[Part of a data file]
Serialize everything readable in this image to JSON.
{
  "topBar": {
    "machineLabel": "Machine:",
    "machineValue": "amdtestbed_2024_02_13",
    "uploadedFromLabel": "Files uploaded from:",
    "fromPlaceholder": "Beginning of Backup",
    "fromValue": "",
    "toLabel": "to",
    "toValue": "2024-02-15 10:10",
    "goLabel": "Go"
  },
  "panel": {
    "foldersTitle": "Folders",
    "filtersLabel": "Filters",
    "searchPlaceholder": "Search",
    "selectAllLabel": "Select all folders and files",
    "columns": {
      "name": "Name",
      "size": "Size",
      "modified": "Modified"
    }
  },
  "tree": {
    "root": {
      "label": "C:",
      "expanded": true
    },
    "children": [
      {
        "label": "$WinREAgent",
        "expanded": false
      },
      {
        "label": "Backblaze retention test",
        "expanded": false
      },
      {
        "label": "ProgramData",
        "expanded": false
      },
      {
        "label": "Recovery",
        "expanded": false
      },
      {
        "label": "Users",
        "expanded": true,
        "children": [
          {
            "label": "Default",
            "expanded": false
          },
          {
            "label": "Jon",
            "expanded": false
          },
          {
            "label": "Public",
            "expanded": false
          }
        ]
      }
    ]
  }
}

[AIM OF THE TASK]
Your task is to reproduce all of the records exactly.

[RESULT OF THIS TASK]
Serialize everything readable in this image to JSON.
{
  "topBar": {
    "machineLabel": "Machine:",
    "machineValue": "amdtestbed_2024_02_13",
    "uploadedFromLabel": "Files uploaded from:",
    "fromPlaceholder": "Beginning of Backup",
    "fromValue": "",
    "toLabel": "to",
    "toValue": "2024-02-15 10:10",
    "goLabel": "Go"
  },
  "panel": {
    "foldersTitle": "Folders",
    "filtersLabel": "Filters",
    "searchPlaceholder": "Search",
    "selectAllLabel": "Select all folders and files",
    "columns": {
      "name": "Name",
      "size": "Size",
      "modified": "Modified"
    }
  },
  "tree": {
    "root": {
      "label": "C:",
      "expanded": true
    },
    "children": [
      {
        "label": "$WinREAgent",
        "expanded": false
      },
      {
        "label": "Backblaze retention test",
        "expanded": false
      },
      {
        "label": "ProgramData",
        "expanded": false
      },
      {
        "label": "Recovery",
        "expanded": false
      },
      {
        "label": "Users",
        "expanded": true,
        "children": [
          {
            "label": "Default",
            "expanded": false
          },
          {
            "label": "Jon",
            "expanded": false
          },
          {
            "label": "Public",
            "expanded": false
          }
        ]
      }
    ]
  }
}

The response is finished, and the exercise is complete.